**What you are asked to do:** Transcribe each entry below exactly. Pictures do not go in the copy.

**The data:**
-- Begin --

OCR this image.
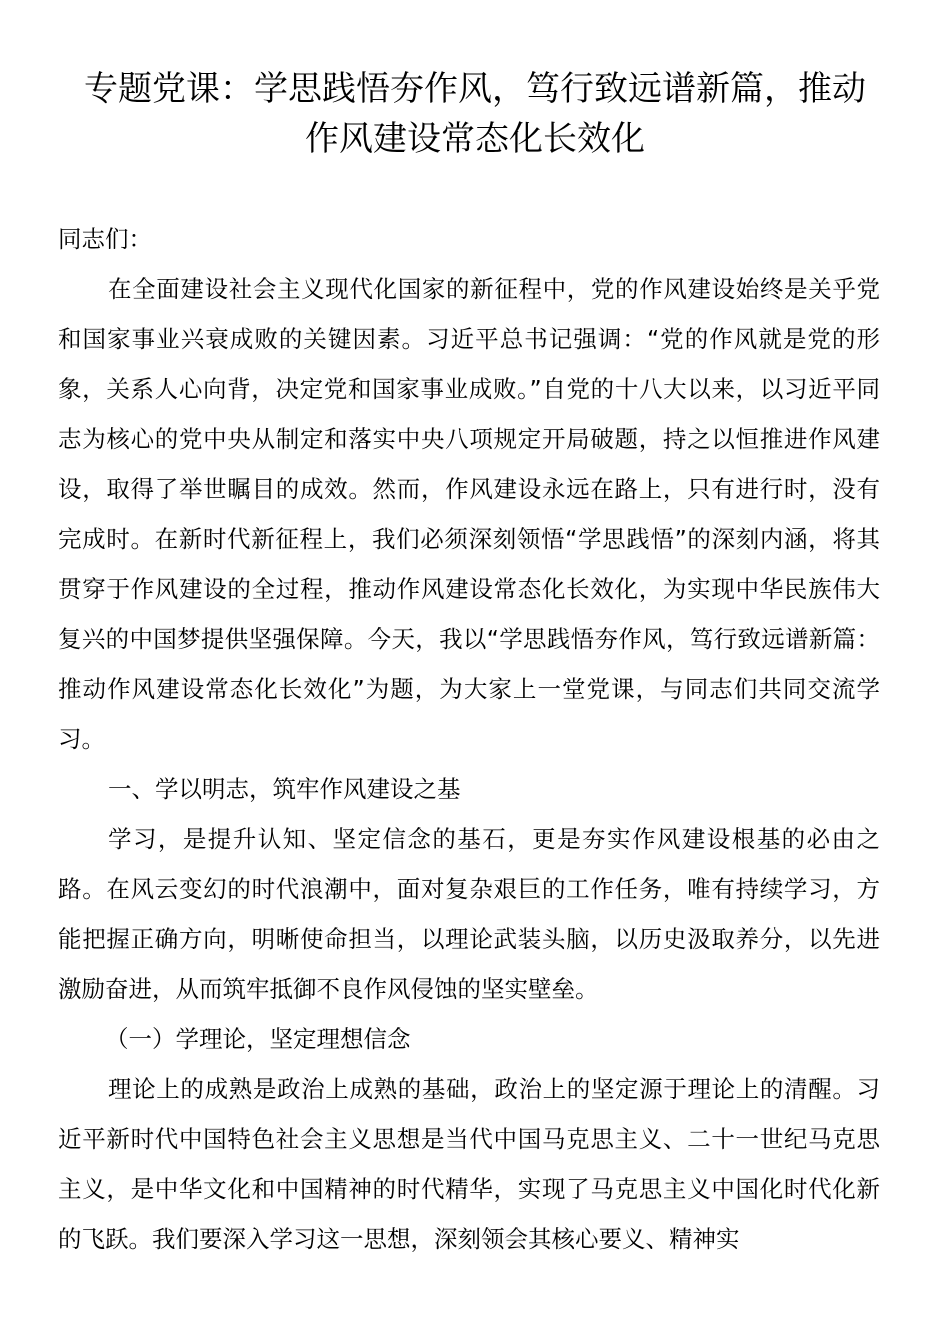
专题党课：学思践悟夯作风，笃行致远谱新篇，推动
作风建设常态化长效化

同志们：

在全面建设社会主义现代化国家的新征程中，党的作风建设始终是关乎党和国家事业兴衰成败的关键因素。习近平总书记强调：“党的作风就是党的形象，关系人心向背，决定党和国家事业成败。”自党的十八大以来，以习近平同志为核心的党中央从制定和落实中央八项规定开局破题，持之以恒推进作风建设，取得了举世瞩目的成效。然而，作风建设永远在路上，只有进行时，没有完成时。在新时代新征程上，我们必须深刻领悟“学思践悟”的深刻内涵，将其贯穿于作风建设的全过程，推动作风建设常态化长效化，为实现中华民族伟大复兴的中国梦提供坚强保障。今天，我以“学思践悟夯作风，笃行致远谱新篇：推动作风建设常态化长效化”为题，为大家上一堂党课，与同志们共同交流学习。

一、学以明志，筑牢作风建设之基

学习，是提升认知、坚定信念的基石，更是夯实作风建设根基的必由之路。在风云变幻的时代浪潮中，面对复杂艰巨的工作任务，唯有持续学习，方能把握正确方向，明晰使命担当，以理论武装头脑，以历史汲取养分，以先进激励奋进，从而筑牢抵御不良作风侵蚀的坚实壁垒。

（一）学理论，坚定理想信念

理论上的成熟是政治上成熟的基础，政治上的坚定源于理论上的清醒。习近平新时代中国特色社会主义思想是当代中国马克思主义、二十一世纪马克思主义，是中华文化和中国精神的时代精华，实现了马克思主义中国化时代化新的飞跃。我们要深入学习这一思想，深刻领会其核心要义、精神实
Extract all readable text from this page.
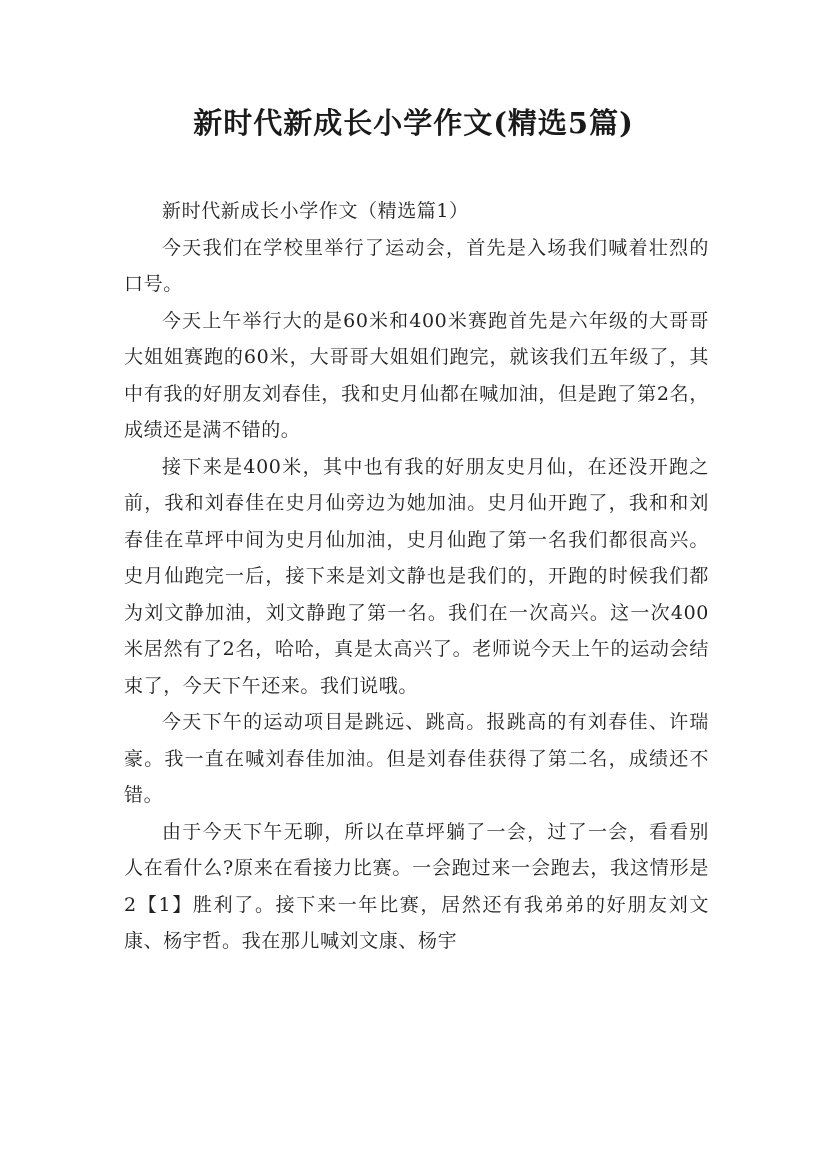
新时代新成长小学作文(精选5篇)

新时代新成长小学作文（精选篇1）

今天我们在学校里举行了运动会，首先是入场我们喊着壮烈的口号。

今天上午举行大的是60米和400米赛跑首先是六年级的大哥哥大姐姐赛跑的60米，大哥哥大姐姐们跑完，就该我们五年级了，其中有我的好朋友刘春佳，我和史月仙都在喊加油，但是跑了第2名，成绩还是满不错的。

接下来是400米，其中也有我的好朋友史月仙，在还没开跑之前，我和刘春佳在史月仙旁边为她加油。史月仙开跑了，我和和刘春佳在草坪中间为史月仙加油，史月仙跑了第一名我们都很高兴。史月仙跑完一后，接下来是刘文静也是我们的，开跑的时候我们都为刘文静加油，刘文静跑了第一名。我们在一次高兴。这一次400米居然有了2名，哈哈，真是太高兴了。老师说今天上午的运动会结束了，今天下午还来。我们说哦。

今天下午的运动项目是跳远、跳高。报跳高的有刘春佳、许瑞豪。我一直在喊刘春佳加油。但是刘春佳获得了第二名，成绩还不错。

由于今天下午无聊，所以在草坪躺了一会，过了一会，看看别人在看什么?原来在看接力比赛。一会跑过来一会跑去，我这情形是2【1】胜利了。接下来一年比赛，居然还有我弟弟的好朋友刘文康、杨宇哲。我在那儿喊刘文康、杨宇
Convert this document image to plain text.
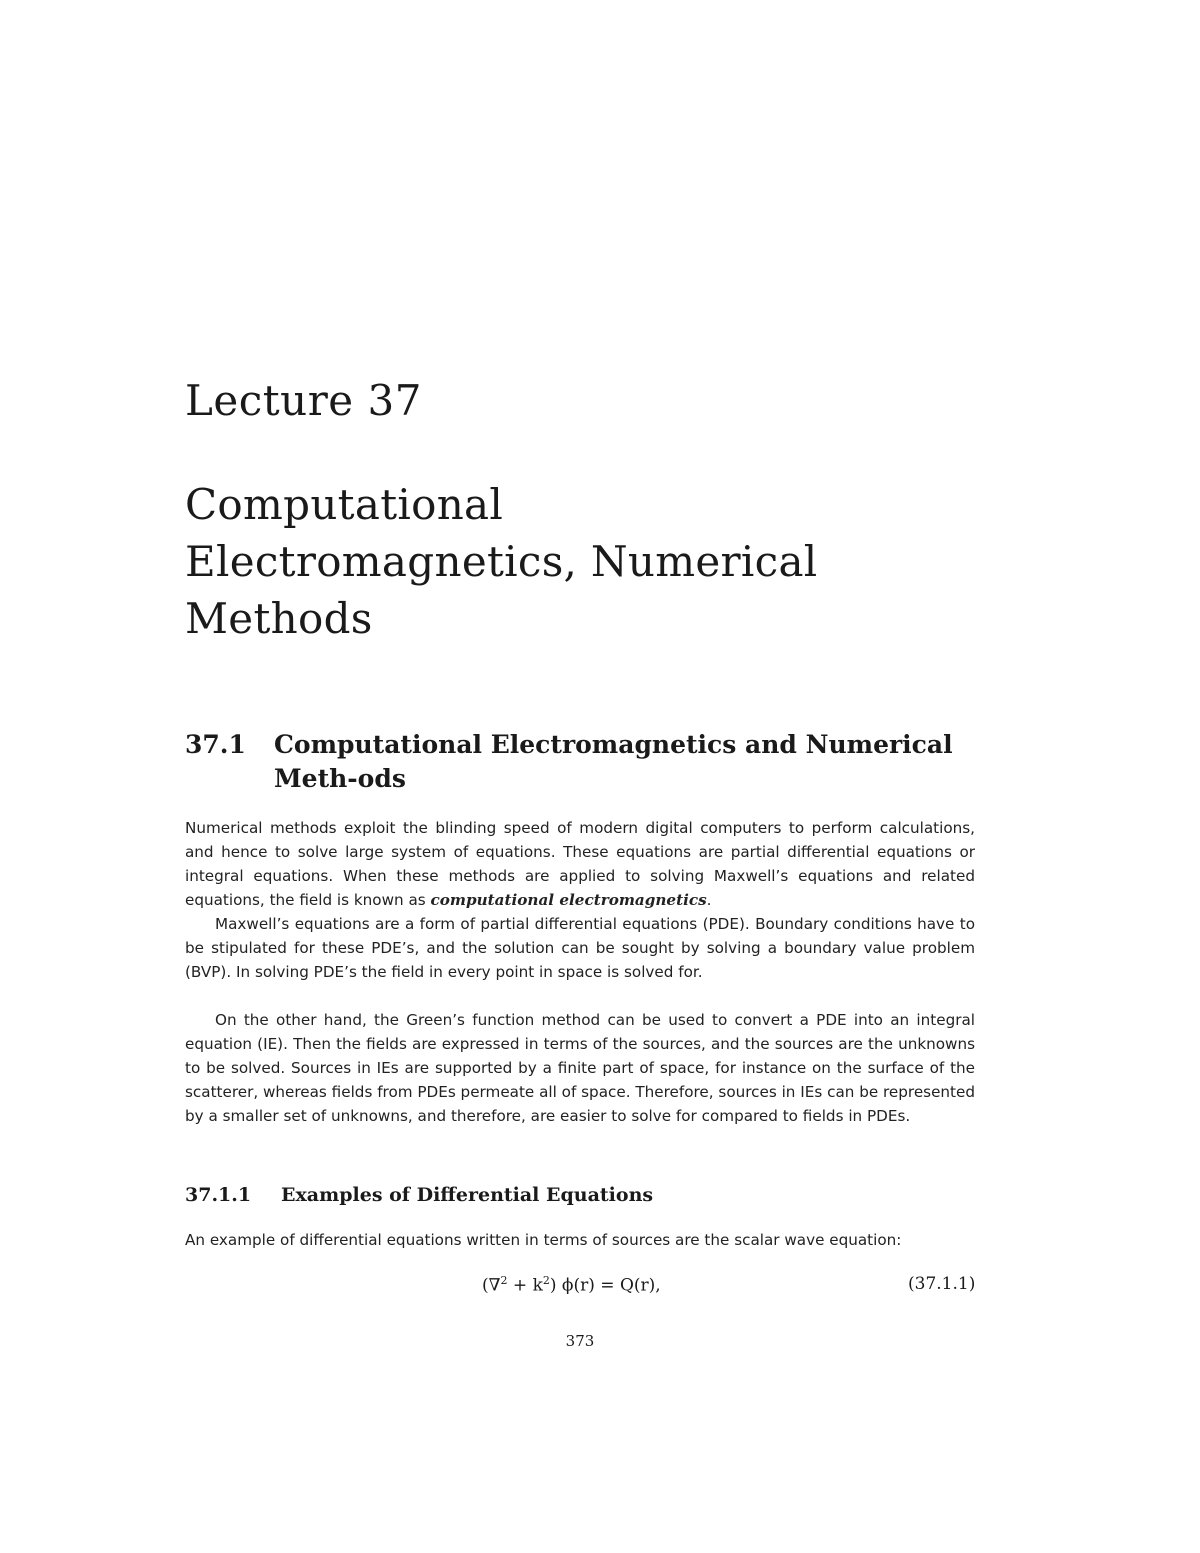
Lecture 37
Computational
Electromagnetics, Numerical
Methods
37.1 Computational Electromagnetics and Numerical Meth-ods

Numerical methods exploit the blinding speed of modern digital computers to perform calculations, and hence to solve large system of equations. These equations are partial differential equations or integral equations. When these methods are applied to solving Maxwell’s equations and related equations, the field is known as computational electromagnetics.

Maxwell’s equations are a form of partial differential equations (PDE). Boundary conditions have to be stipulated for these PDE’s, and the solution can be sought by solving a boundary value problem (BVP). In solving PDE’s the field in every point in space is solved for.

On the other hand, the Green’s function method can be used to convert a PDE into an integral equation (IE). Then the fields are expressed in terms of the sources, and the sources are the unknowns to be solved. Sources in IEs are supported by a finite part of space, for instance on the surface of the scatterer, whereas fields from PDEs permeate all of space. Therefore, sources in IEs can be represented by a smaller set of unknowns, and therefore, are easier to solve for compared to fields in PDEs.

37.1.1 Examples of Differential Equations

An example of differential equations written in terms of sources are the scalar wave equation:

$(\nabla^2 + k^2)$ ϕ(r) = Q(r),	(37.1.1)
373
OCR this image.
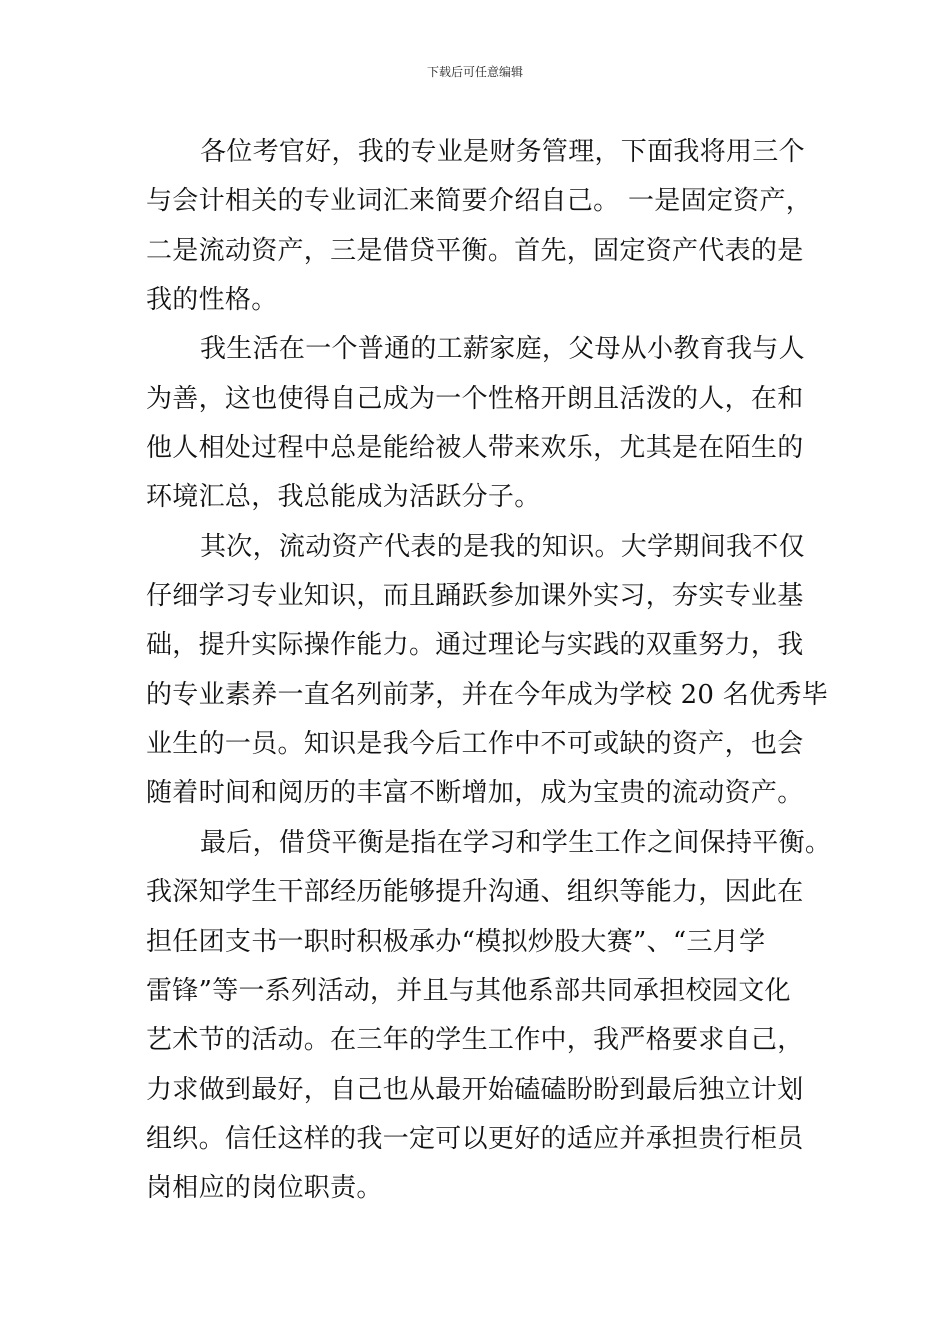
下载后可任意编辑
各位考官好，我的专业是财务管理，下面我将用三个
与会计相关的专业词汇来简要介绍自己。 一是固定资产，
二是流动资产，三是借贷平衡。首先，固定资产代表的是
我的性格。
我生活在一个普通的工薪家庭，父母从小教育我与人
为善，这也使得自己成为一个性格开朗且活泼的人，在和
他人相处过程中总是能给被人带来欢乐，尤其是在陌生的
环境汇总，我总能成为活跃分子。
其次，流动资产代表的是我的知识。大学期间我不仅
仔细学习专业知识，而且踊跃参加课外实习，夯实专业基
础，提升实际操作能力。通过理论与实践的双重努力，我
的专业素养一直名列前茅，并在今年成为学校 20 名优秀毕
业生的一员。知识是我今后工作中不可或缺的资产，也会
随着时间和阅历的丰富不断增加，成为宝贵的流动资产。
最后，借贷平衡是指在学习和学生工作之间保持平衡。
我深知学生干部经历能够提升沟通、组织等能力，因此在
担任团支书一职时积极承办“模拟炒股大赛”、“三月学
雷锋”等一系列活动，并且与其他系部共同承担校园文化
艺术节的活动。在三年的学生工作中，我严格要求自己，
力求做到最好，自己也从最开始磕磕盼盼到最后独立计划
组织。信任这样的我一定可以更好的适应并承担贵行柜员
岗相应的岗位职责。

-- End --

**Answer for this exercise:**
OCR this image.
专题党课：学思践悟夯作风，笃行致远谱新篇，推动
作风建设常态化长效化

同志们：

在全面建设社会主义现代化国家的新征程中，党的作风建设始终是关乎党和国家事业兴衰成败的关键因素。习近平总书记强调：“党的作风就是党的形象，关系人心向背，决定党和国家事业成败。”自党的十八大以来，以习近平同志为核心的党中央从制定和落实中央八项规定开局破题，持之以恒推进作风建设，取得了举世瞩目的成效。然而，作风建设永远在路上，只有进行时，没有完成时。在新时代新征程上，我们必须深刻领悟“学思践悟”的深刻内涵，将其贯穿于作风建设的全过程，推动作风建设常态化长效化，为实现中华民族伟大复兴的中国梦提供坚强保障。今天，我以“学思践悟夯作风，笃行致远谱新篇：推动作风建设常态化长效化”为题，为大家上一堂党课，与同志们共同交流学习。

一、学以明志，筑牢作风建设之基

学习，是提升认知、坚定信念的基石，更是夯实作风建设根基的必由之路。在风云变幻的时代浪潮中，面对复杂艰巨的工作任务，唯有持续学习，方能把握正确方向，明晰使命担当，以理论武装头脑，以历史汲取养分，以先进激励奋进，从而筑牢抵御不良作风侵蚀的坚实壁垒。

（一）学理论，坚定理想信念

理论上的成熟是政治上成熟的基础，政治上的坚定源于理论上的清醒。习近平新时代中国特色社会主义思想是当代中国马克思主义、二十一世纪马克思主义，是中华文化和中国精神的时代精华，实现了马克思主义中国化时代化新的飞跃。我们要深入学习这一思想，深刻领会其核心要义、精神实
Extract all readable text from this page.
新时代新成长小学作文(精选5篇)

新时代新成长小学作文（精选篇1）

今天我们在学校里举行了运动会，首先是入场我们喊着壮烈的口号。

今天上午举行大的是60米和400米赛跑首先是六年级的大哥哥大姐姐赛跑的60米，大哥哥大姐姐们跑完，就该我们五年级了，其中有我的好朋友刘春佳，我和史月仙都在喊加油，但是跑了第2名，成绩还是满不错的。

接下来是400米，其中也有我的好朋友史月仙，在还没开跑之前，我和刘春佳在史月仙旁边为她加油。史月仙开跑了，我和和刘春佳在草坪中间为史月仙加油，史月仙跑了第一名我们都很高兴。史月仙跑完一后，接下来是刘文静也是我们的，开跑的时候我们都为刘文静加油，刘文静跑了第一名。我们在一次高兴。这一次400米居然有了2名，哈哈，真是太高兴了。老师说今天上午的运动会结束了，今天下午还来。我们说哦。

今天下午的运动项目是跳远、跳高。报跳高的有刘春佳、许瑞豪。我一直在喊刘春佳加油。但是刘春佳获得了第二名，成绩还不错。

由于今天下午无聊，所以在草坪躺了一会，过了一会，看看别人在看什么?原来在看接力比赛。一会跑过来一会跑去，我这情形是2【1】胜利了。接下来一年比赛，居然还有我弟弟的好朋友刘文康、杨宇哲。我在那儿喊刘文康、杨宇
Convert this document image to plain text.
Lecture 37
Computational
Electromagnetics, Numerical
Methods
37.1 Computational Electromagnetics and Numerical Meth-ods

Numerical methods exploit the blinding speed of modern digital computers to perform calculations, and hence to solve large system of equations. These equations are partial differential equations or integral equations. When these methods are applied to solving Maxwell’s equations and related equations, the field is known as computational electromagnetics.

Maxwell’s equations are a form of partial differential equations (PDE). Boundary conditions have to be stipulated for these PDE’s, and the solution can be sought by solving a boundary value problem (BVP). In solving PDE’s the field in every point in space is solved for.

On the other hand, the Green’s function method can be used to convert a PDE into an integral equation (IE). Then the fields are expressed in terms of the sources, and the sources are the unknowns to be solved. Sources in IEs are supported by a finite part of space, for instance on the surface of the scatterer, whereas fields from PDEs permeate all of space. Therefore, sources in IEs can be represented by a smaller set of unknowns, and therefore, are easier to solve for compared to fields in PDEs.

37.1.1 Examples of Differential Equations

An example of differential equations written in terms of sources are the scalar wave equation:

$(\nabla^2 + k^2)$ ϕ(r) = Q(r),	(37.1.1)
373
OCR this image.
下载后可任意编辑
各位考官好，我的专业是财务管理，下面我将用三个
与会计相关的专业词汇来简要介绍自己。 一是固定资产，
二是流动资产，三是借贷平衡。首先，固定资产代表的是
我的性格。
我生活在一个普通的工薪家庭，父母从小教育我与人
为善，这也使得自己成为一个性格开朗且活泼的人，在和
他人相处过程中总是能给被人带来欢乐，尤其是在陌生的
环境汇总，我总能成为活跃分子。
其次，流动资产代表的是我的知识。大学期间我不仅
仔细学习专业知识，而且踊跃参加课外实习，夯实专业基
础，提升实际操作能力。通过理论与实践的双重努力，我
的专业素养一直名列前茅，并在今年成为学校 20 名优秀毕
业生的一员。知识是我今后工作中不可或缺的资产，也会
随着时间和阅历的丰富不断增加，成为宝贵的流动资产。
最后，借贷平衡是指在学习和学生工作之间保持平衡。
我深知学生干部经历能够提升沟通、组织等能力，因此在
担任团支书一职时积极承办“模拟炒股大赛”、“三月学
雷锋”等一系列活动，并且与其他系部共同承担校园文化
艺术节的活动。在三年的学生工作中，我严格要求自己，
力求做到最好，自己也从最开始磕磕盼盼到最后独立计划
组织。信任这样的我一定可以更好的适应并承担贵行柜员
岗相应的岗位职责。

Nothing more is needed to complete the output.